__TASK DESCRIPTION__
Each line containing the word "compressive" needs to be copied.

__EXERCISE DATA__
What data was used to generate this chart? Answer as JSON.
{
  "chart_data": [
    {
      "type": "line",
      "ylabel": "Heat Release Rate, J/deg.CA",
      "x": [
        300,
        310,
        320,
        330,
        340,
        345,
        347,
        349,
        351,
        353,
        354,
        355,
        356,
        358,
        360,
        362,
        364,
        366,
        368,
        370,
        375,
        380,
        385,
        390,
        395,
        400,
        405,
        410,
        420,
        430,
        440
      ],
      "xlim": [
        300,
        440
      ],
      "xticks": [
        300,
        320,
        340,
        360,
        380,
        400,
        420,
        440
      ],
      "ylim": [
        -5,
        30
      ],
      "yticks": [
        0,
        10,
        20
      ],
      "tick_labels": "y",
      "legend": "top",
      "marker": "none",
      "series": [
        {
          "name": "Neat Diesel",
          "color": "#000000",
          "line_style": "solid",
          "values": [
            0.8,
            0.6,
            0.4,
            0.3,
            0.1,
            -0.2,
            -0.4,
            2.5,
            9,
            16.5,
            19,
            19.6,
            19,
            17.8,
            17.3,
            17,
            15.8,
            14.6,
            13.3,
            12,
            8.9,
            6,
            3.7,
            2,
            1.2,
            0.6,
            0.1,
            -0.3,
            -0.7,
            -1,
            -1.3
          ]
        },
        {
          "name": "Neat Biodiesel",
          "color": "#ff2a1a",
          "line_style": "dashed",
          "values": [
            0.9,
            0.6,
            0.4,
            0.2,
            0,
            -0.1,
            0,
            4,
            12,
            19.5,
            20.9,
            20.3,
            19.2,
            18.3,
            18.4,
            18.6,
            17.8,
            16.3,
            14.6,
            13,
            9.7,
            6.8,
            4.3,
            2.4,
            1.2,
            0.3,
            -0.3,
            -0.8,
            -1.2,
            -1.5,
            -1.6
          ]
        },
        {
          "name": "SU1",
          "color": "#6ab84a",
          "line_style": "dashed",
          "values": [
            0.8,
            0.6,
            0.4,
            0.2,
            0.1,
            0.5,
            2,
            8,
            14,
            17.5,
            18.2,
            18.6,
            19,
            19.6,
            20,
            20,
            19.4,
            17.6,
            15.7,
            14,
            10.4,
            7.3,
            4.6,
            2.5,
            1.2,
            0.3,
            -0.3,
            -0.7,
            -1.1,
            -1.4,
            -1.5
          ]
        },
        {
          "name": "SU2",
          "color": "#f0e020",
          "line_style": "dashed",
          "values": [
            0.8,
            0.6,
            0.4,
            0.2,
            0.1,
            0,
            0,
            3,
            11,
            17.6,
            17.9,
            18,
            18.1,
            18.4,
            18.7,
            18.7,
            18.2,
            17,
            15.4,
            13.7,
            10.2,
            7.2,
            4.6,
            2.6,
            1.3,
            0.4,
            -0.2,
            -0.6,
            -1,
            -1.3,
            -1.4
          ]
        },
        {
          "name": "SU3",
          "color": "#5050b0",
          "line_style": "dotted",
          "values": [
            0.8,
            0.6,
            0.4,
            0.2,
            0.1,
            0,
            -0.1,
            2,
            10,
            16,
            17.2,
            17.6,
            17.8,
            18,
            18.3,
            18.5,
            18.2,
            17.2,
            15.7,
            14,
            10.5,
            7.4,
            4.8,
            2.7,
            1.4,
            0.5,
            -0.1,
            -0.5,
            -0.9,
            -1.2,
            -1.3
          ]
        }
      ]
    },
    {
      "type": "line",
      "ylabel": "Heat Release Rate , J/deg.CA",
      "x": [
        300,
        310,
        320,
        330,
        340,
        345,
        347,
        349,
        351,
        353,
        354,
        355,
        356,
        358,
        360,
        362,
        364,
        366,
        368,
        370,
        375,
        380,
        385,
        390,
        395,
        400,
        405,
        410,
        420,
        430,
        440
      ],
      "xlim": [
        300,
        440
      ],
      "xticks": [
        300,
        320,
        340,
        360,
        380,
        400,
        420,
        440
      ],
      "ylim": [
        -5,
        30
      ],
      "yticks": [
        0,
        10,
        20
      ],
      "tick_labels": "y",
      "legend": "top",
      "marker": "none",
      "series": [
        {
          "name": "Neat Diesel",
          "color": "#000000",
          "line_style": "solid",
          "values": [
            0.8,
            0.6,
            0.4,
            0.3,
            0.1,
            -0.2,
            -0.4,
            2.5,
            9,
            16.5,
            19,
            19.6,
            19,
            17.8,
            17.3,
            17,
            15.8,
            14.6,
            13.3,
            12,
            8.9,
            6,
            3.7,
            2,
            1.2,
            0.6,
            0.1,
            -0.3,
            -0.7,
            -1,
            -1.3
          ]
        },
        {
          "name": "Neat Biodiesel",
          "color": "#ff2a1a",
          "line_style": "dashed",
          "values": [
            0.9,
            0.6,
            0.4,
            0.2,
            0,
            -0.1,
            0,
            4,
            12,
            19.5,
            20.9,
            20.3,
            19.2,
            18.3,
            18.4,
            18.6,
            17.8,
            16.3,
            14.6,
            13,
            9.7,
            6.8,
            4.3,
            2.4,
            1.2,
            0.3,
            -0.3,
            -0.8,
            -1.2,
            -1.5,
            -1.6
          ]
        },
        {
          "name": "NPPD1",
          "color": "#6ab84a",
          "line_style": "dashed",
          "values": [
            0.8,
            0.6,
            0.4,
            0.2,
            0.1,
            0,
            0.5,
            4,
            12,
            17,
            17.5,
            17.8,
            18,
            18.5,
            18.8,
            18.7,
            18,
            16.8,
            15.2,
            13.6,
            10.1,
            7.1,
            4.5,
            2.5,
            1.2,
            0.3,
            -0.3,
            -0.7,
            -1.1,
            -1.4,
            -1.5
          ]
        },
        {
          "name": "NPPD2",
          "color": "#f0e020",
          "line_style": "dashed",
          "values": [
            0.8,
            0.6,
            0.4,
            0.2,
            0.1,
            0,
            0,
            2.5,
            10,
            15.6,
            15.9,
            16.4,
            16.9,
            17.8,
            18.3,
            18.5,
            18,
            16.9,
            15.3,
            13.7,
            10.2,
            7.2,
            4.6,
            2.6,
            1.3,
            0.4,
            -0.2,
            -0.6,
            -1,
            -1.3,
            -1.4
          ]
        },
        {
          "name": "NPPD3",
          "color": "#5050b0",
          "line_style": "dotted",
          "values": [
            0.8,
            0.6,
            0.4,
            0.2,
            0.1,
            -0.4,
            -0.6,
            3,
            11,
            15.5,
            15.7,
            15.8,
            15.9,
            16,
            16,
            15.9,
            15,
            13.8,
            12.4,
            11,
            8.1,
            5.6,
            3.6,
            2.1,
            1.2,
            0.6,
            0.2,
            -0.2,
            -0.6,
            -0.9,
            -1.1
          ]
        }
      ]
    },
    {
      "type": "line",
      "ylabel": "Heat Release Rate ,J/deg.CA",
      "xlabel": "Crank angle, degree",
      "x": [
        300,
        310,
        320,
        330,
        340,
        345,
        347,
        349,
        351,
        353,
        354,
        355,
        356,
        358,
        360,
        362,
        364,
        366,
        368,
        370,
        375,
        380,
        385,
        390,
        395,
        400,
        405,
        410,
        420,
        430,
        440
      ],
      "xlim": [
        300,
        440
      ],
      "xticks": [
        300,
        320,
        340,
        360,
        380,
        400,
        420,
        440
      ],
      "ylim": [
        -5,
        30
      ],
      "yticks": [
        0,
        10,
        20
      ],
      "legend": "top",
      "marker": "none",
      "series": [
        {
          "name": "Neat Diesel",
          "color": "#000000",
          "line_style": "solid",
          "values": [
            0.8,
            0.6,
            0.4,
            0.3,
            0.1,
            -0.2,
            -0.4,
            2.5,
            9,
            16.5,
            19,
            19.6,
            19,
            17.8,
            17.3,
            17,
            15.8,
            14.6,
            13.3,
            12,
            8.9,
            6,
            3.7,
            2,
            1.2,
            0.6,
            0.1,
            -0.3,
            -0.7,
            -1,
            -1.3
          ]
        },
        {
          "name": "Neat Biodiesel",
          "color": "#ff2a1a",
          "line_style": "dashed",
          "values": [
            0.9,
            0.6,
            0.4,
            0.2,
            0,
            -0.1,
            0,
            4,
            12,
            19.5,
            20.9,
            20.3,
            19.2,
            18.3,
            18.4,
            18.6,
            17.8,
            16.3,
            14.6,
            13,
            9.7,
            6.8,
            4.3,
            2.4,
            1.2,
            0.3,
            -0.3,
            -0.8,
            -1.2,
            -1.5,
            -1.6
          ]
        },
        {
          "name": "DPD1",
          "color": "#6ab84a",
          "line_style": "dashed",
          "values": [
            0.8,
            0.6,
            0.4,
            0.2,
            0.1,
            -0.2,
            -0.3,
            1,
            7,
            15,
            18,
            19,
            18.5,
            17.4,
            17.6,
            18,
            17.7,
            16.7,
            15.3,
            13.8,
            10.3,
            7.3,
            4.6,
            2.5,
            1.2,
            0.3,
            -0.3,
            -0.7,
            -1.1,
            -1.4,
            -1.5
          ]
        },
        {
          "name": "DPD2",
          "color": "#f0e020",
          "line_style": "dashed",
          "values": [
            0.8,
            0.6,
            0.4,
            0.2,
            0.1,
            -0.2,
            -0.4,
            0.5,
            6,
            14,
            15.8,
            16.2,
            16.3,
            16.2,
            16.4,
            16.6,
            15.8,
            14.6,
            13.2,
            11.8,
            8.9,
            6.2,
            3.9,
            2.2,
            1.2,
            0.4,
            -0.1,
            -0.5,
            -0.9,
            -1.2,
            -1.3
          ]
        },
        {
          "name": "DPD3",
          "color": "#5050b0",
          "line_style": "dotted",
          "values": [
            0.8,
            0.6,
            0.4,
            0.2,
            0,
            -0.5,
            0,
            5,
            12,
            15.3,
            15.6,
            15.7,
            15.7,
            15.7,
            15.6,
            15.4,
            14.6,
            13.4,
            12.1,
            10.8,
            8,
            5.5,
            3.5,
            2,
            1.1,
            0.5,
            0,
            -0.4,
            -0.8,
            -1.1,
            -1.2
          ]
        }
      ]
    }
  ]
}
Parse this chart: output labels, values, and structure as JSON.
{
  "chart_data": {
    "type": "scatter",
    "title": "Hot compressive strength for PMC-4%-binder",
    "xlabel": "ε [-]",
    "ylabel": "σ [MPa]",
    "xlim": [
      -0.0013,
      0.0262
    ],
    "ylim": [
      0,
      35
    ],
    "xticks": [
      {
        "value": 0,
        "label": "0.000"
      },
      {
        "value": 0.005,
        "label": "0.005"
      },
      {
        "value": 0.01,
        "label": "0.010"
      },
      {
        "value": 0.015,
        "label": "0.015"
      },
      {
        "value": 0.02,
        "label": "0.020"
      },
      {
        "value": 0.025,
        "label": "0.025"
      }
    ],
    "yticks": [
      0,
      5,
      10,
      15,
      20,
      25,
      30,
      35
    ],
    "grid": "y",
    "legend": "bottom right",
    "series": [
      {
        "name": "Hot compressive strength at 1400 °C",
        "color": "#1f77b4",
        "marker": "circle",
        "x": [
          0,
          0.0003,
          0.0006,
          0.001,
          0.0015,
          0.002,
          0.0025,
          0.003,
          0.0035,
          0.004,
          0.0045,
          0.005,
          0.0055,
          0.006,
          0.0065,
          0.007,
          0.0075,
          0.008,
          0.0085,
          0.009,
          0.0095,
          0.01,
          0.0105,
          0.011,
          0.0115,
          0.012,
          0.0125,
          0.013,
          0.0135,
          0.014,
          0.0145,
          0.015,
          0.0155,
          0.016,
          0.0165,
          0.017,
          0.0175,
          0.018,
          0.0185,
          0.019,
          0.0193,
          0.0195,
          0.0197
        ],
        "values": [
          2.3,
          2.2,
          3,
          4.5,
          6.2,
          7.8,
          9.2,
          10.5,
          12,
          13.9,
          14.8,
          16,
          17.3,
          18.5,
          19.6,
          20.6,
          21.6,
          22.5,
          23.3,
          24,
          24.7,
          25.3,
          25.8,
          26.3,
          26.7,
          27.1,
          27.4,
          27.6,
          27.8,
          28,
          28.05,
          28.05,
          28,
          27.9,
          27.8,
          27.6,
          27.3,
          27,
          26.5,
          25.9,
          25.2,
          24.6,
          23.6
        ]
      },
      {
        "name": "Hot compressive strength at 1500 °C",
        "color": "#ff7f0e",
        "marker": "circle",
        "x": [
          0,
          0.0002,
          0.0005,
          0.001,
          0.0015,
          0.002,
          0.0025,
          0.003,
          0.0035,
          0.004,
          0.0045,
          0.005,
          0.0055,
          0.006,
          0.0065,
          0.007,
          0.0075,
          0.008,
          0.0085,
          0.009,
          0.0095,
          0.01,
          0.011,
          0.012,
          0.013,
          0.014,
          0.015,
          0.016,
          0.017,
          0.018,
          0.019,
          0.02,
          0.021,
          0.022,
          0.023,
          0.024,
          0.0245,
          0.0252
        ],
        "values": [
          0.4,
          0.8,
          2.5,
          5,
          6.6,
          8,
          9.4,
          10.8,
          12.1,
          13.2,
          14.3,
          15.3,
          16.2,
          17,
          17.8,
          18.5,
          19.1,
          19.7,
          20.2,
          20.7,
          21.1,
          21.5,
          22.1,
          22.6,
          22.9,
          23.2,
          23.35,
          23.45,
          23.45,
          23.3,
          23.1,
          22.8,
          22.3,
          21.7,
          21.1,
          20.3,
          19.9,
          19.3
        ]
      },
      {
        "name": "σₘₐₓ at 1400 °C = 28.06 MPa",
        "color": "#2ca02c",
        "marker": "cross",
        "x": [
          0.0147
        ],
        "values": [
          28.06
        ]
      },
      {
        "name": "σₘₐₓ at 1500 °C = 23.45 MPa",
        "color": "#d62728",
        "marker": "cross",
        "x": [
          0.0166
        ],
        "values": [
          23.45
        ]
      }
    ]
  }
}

__COMPLETE RESPONSE__
    "title": "Hot compressive strength for PMC-4%-binder",
        "name": "Hot compressive strength at 1400 °C",
        "name": "Hot compressive strength at 1500 °C",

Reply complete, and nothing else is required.